What needs to be done: Where the data below has the string "Размер", return the whole line.
Start Material shown
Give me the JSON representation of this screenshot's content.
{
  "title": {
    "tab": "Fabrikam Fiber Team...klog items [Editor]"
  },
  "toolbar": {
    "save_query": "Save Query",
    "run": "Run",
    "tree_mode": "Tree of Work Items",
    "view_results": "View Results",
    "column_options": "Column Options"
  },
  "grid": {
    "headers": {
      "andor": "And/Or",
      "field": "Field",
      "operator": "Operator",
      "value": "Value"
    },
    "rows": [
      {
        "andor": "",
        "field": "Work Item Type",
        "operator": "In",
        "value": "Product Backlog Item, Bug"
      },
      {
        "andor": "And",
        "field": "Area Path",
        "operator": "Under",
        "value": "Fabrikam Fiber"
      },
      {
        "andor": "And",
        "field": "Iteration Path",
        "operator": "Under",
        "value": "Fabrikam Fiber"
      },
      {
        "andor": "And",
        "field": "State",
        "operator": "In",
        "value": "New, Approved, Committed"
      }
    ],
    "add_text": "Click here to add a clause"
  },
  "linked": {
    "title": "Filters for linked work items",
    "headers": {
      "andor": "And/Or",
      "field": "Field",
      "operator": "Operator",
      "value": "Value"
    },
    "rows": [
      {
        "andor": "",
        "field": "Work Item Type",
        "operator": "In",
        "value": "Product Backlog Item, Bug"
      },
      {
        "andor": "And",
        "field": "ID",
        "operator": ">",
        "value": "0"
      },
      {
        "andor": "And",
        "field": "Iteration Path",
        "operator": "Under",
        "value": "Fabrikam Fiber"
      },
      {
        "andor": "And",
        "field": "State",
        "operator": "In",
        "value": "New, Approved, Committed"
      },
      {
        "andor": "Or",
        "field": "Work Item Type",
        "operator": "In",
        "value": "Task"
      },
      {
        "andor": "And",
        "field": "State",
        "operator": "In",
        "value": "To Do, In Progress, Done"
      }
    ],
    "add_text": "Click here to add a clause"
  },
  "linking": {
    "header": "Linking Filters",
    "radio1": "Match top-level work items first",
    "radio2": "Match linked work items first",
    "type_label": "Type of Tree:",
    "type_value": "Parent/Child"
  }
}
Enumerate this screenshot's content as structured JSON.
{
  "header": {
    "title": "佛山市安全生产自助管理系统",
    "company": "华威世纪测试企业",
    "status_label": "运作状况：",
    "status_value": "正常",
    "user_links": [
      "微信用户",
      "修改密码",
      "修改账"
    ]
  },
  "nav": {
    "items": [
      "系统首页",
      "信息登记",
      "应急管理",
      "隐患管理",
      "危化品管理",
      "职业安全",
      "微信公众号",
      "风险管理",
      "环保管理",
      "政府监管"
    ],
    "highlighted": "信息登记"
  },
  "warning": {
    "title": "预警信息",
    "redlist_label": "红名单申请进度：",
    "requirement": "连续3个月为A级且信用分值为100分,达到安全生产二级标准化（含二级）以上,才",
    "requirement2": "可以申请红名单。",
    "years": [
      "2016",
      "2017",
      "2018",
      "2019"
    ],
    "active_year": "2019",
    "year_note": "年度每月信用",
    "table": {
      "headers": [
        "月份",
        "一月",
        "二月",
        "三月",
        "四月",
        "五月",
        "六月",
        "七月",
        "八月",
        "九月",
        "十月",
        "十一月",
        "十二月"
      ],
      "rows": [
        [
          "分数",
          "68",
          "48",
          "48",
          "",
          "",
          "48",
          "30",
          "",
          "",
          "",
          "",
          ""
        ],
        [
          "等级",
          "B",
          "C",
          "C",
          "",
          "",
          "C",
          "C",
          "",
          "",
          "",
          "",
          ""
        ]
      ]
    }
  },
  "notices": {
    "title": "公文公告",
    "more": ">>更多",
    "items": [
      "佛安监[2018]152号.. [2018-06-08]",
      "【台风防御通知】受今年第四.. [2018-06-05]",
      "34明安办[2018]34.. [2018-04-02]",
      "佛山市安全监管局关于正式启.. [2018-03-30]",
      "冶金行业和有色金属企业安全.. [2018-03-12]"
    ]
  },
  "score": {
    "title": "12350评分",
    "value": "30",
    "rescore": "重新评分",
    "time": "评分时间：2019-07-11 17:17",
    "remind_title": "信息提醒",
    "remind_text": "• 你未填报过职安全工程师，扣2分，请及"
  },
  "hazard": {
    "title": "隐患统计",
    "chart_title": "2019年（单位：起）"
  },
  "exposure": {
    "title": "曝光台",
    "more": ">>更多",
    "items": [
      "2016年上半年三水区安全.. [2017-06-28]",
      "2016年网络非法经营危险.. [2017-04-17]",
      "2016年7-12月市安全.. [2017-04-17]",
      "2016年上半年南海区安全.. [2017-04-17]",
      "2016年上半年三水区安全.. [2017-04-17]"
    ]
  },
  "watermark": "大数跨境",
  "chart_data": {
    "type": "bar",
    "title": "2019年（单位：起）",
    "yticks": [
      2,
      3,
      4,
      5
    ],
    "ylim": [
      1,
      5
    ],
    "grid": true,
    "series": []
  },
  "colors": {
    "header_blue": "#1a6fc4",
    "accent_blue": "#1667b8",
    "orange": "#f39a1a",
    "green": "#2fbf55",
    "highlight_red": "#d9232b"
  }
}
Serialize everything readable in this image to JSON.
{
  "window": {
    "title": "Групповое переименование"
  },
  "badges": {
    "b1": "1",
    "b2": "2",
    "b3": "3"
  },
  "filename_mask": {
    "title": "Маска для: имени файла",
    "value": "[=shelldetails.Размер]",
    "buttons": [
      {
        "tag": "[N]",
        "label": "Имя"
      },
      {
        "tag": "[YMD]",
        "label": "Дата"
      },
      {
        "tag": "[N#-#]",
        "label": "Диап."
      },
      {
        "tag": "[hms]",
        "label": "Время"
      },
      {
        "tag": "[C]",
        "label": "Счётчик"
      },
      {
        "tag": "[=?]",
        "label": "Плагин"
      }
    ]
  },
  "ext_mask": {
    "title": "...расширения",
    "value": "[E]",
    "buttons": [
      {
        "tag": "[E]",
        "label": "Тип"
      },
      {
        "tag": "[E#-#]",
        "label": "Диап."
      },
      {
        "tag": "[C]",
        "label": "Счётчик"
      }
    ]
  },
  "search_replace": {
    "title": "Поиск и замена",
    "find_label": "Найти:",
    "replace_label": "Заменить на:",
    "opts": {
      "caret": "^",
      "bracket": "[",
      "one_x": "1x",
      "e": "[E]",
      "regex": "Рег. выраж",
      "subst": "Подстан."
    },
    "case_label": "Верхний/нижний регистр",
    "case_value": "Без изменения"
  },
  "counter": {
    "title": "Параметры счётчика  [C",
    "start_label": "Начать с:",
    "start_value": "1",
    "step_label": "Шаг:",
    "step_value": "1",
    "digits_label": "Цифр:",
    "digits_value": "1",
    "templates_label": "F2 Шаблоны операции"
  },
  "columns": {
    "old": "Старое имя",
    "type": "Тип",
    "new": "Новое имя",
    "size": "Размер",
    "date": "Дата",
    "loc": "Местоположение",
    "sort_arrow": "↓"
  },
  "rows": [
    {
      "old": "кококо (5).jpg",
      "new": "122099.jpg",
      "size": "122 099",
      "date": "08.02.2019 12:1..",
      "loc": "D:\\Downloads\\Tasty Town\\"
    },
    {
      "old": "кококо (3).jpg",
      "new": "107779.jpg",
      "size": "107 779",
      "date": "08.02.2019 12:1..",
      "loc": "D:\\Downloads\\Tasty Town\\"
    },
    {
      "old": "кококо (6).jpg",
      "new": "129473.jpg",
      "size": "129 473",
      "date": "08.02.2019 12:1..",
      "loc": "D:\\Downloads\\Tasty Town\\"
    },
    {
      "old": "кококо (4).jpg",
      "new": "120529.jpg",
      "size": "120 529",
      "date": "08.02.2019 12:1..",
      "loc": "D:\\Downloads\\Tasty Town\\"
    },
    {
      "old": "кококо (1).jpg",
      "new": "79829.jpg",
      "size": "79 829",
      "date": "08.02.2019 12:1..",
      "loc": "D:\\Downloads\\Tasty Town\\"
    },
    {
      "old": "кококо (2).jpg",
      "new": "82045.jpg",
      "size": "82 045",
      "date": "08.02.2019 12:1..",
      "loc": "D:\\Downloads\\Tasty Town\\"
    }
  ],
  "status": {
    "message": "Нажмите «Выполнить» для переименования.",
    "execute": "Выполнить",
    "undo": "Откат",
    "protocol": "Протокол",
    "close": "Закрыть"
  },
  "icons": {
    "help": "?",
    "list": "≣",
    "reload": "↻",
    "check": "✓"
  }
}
End Material shown
Task output:
    "value": "[=shelldetails.Размер]",
    "size": "Размер",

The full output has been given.